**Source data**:
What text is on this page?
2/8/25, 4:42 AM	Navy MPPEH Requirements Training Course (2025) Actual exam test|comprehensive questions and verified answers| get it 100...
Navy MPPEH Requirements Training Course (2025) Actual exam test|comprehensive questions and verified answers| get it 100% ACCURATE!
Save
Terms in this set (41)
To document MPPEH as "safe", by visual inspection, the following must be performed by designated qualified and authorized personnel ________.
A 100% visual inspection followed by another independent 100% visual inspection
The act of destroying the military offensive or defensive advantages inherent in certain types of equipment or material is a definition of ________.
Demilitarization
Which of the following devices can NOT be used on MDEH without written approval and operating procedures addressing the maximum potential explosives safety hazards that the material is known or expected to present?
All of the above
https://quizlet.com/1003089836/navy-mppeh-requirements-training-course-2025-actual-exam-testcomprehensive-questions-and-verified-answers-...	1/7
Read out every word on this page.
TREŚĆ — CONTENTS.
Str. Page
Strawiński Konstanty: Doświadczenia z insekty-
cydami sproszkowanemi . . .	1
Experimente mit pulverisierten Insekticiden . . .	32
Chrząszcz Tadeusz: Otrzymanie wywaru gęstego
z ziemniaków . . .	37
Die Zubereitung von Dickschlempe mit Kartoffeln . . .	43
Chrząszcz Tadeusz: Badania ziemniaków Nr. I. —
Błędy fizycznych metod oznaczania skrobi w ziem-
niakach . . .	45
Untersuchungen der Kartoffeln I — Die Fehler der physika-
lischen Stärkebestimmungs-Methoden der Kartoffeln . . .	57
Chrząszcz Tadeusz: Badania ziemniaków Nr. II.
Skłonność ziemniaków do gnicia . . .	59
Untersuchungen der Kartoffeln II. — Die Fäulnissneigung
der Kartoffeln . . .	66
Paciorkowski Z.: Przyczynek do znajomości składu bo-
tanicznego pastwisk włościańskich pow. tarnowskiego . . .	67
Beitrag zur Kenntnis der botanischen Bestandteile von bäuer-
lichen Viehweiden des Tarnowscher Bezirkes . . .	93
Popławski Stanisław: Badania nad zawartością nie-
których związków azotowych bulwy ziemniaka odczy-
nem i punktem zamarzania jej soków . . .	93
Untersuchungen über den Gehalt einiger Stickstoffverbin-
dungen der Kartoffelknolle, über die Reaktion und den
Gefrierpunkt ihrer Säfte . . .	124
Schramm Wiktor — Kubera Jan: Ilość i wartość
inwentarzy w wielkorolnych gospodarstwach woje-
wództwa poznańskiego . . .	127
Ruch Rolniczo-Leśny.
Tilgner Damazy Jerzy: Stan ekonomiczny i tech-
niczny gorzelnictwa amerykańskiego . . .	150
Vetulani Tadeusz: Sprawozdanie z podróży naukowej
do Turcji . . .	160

**SHORT PROBLEM**:
Print only the lines from the one with "Read out every word on this page." to the end of the records, both included.

**TASK RESULT**:
Read out every word on this page.
TREŚĆ — CONTENTS.
Str. Page
Strawiński Konstanty: Doświadczenia z insekty-
cydami sproszkowanemi . . .	1
Experimente mit pulverisierten Insekticiden . . .	32
Chrząszcz Tadeusz: Otrzymanie wywaru gęstego
z ziemniaków . . .	37
Die Zubereitung von Dickschlempe mit Kartoffeln . . .	43
Chrząszcz Tadeusz: Badania ziemniaków Nr. I. —
Błędy fizycznych metod oznaczania skrobi w ziem-
niakach . . .	45
Untersuchungen der Kartoffeln I — Die Fehler der physika-
lischen Stärkebestimmungs-Methoden der Kartoffeln . . .	57
Chrząszcz Tadeusz: Badania ziemniaków Nr. II.
Skłonność ziemniaków do gnicia . . .	59
Untersuchungen der Kartoffeln II. — Die Fäulnissneigung
der Kartoffeln . . .	66
Paciorkowski Z.: Przyczynek do znajomości składu bo-
tanicznego pastwisk włościańskich pow. tarnowskiego . . .	67
Beitrag zur Kenntnis der botanischen Bestandteile von bäuer-
lichen Viehweiden des Tarnowscher Bezirkes . . .	93
Popławski Stanisław: Badania nad zawartością nie-
których związków azotowych bulwy ziemniaka odczy-
nem i punktem zamarzania jej soków . . .	93
Untersuchungen über den Gehalt einiger Stickstoffverbin-
dungen der Kartoffelknolle, über die Reaktion und den
Gefrierpunkt ihrer Säfte . . .	124
Schramm Wiktor — Kubera Jan: Ilość i wartość
inwentarzy w wielkorolnych gospodarstwach woje-
wództwa poznańskiego . . .	127
Ruch Rolniczo-Leśny.
Tilgner Damazy Jerzy: Stan ekonomiczny i tech-
niczny gorzelnictwa amerykańskiego . . .	150
Vetulani Tadeusz: Sprawozdanie z podróży naukowej
do Turcji . . .	160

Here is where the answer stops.